[START OF Data excerpts]
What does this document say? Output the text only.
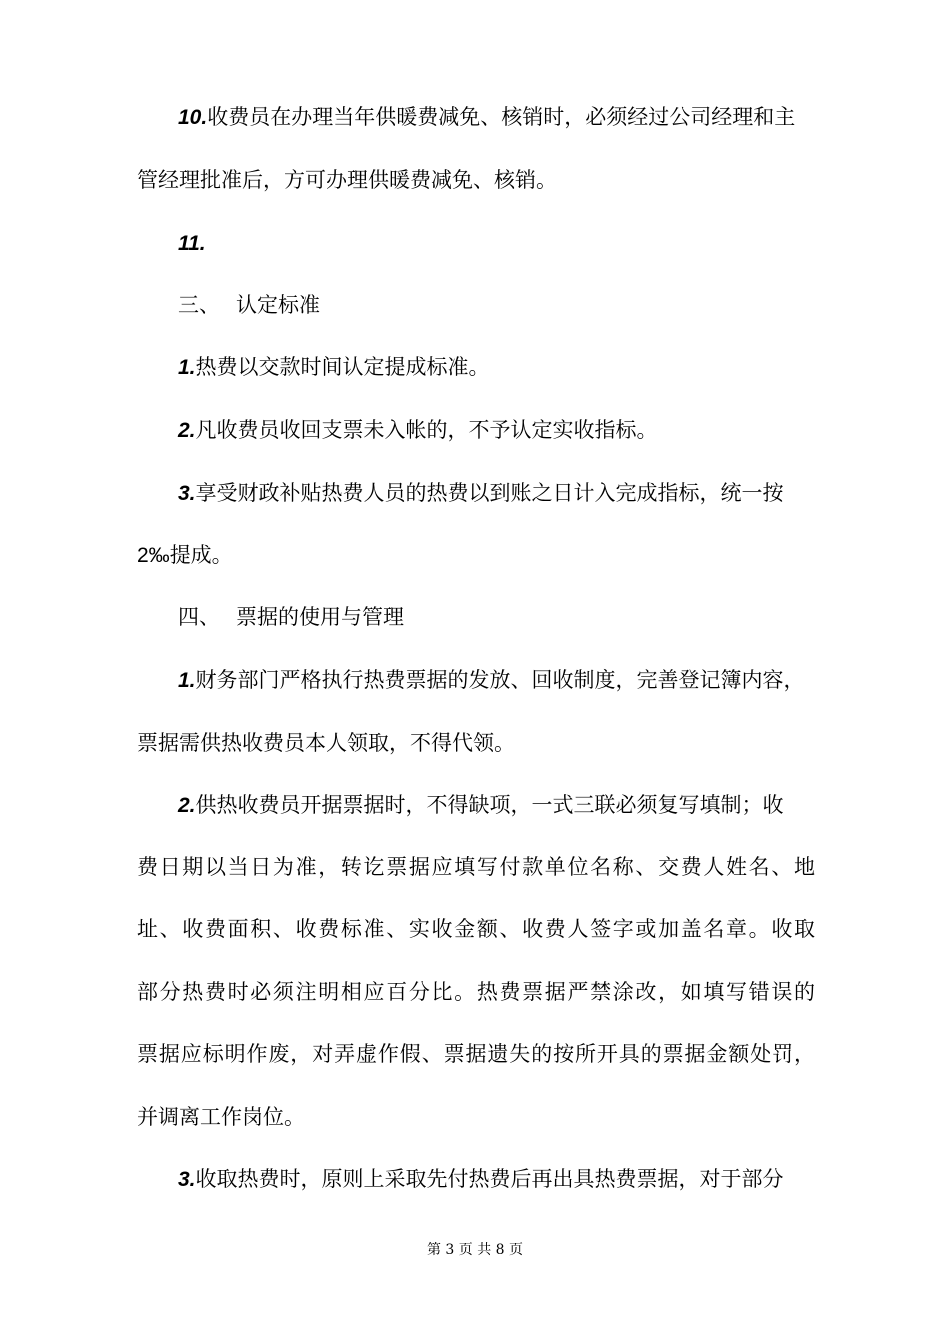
10.收费员在办理当年供暖费减免、核销时，必须经过公司经理和主
管经理批准后，方可办理供暖费减免、核销。
11.
三、 认定标准
1.热费以交款时间认定提成标准。
2.凡收费员收回支票未入帐的，不予认定实收指标。
3.享受财政补贴热费人员的热费以到账之日计入完成指标，统一按
2‰提成。
四、 票据的使用与管理
1.财务部门严格执行热费票据的发放、回收制度，完善登记簿内容，
票据需供热收费员本人领取，不得代领。
2.供热收费员开据票据时，不得缺项，一式三联必须复写填制；收
费日期以当日为准，转讫票据应填写付款单位名称、交费人姓名、地
址、收费面积、收费标准、实收金额、收费人签字或加盖名章。收取
部分热费时必须注明相应百分比。热费票据严禁涂改，如填写错误的
票据应标明作废，对弄虚作假、票据遗失的按所开具的票据金额处罚，
并调离工作岗位。
3.收取热费时，原则上采取先付热费后再出具热费票据，对于部分
第 3 页 共 8 页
[END OF Data excerpts]
Task brief
Repeat each entry exactly. Pictures do not belong in the copy.

Output of the exercise
What does this document say? Output the text only.
10.收费员在办理当年供暖费减免、核销时，必须经过公司经理和主
管经理批准后，方可办理供暖费减免、核销。
11.
三、 认定标准
1.热费以交款时间认定提成标准。
2.凡收费员收回支票未入帐的，不予认定实收指标。
3.享受财政补贴热费人员的热费以到账之日计入完成指标，统一按
2‰提成。
四、 票据的使用与管理
1.财务部门严格执行热费票据的发放、回收制度，完善登记簿内容，
票据需供热收费员本人领取，不得代领。
2.供热收费员开据票据时，不得缺项，一式三联必须复写填制；收
费日期以当日为准，转讫票据应填写付款单位名称、交费人姓名、地
址、收费面积、收费标准、实收金额、收费人签字或加盖名章。收取
部分热费时必须注明相应百分比。热费票据严禁涂改，如填写错误的
票据应标明作废，对弄虚作假、票据遗失的按所开具的票据金额处罚，
并调离工作岗位。
3.收取热费时，原则上采取先付热费后再出具热费票据，对于部分
第 3 页 共 8 页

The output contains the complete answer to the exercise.